Figure contents as structured data
---
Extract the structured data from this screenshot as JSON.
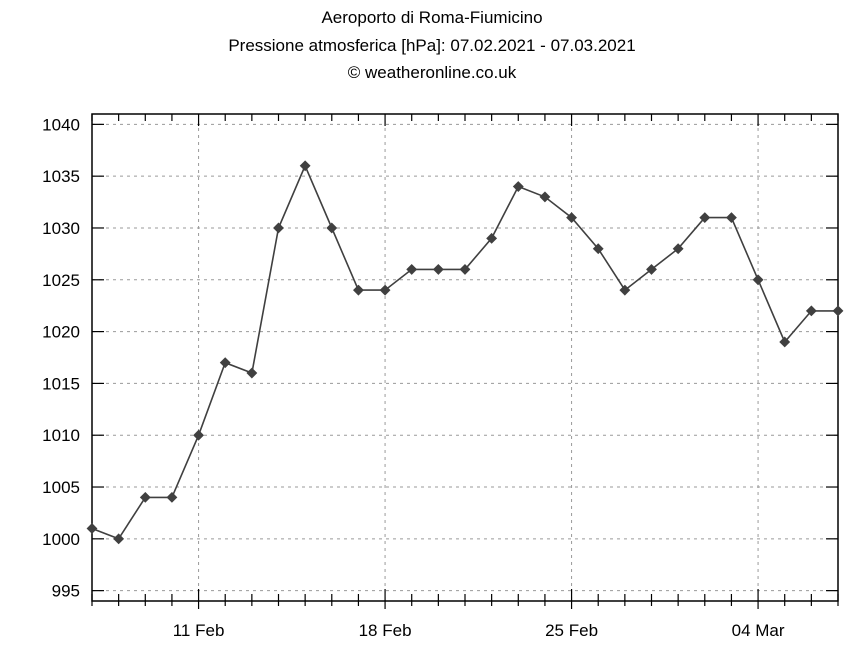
{
  "header": {
    "station": "Aeroporto di Roma-Fiumicino",
    "subtitle": "Pressione atmosferica [hPa]: 07.02.2021 - 07.03.2021",
    "credit": "© weatheronline.co.uk"
  },
  "chart_data": {
    "type": "line",
    "title": "Aeroporto di Roma-Fiumicino",
    "subtitle": "Pressione atmosferica [hPa]: 07.02.2021 - 07.03.2021",
    "credit": "© weatheronline.co.uk",
    "xlabel": "",
    "ylabel": "",
    "ylim": [
      994,
      1041
    ],
    "xlim": [
      "2021-02-07",
      "2021-03-07"
    ],
    "y_ticks": [
      995,
      1000,
      1005,
      1010,
      1015,
      1020,
      1025,
      1030,
      1035,
      1040
    ],
    "x_ticks": [
      {
        "date": "2021-02-11",
        "label": "11 Feb"
      },
      {
        "date": "2021-02-18",
        "label": "18 Feb"
      },
      {
        "date": "2021-02-25",
        "label": "25 Feb"
      },
      {
        "date": "2021-03-04",
        "label": "04 Mar"
      }
    ],
    "grid": true,
    "line_color": "#404040",
    "series": [
      {
        "x": [
          "2021-02-07",
          "2021-02-08",
          "2021-02-09",
          "2021-02-10",
          "2021-02-11",
          "2021-02-12",
          "2021-02-13",
          "2021-02-14",
          "2021-02-15",
          "2021-02-16",
          "2021-02-17",
          "2021-02-18",
          "2021-02-19",
          "2021-02-20",
          "2021-02-21",
          "2021-02-22",
          "2021-02-23",
          "2021-02-24",
          "2021-02-25",
          "2021-02-26",
          "2021-02-27",
          "2021-02-28",
          "2021-03-01",
          "2021-03-02",
          "2021-03-03",
          "2021-03-04",
          "2021-03-05",
          "2021-03-06",
          "2021-03-07"
        ],
        "values": [
          1001,
          1000,
          1004,
          1004,
          1010,
          1017,
          1016,
          1030,
          1036,
          1030,
          1024,
          1024,
          1026,
          1026,
          1026,
          1029,
          1034,
          1033,
          1031,
          1028,
          1024,
          1026,
          1028,
          1031,
          1031,
          1025,
          1019,
          1022,
          1022
        ]
      }
    ]
  }
}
---
WHAT YOU ARE ASKED TO DO => Find all lines holding the string "weatheronline" and copy them.

REPLY TO THE TASK =>
    "credit": "© weatheronline.co.uk"
    "credit": "© weatheronline.co.uk",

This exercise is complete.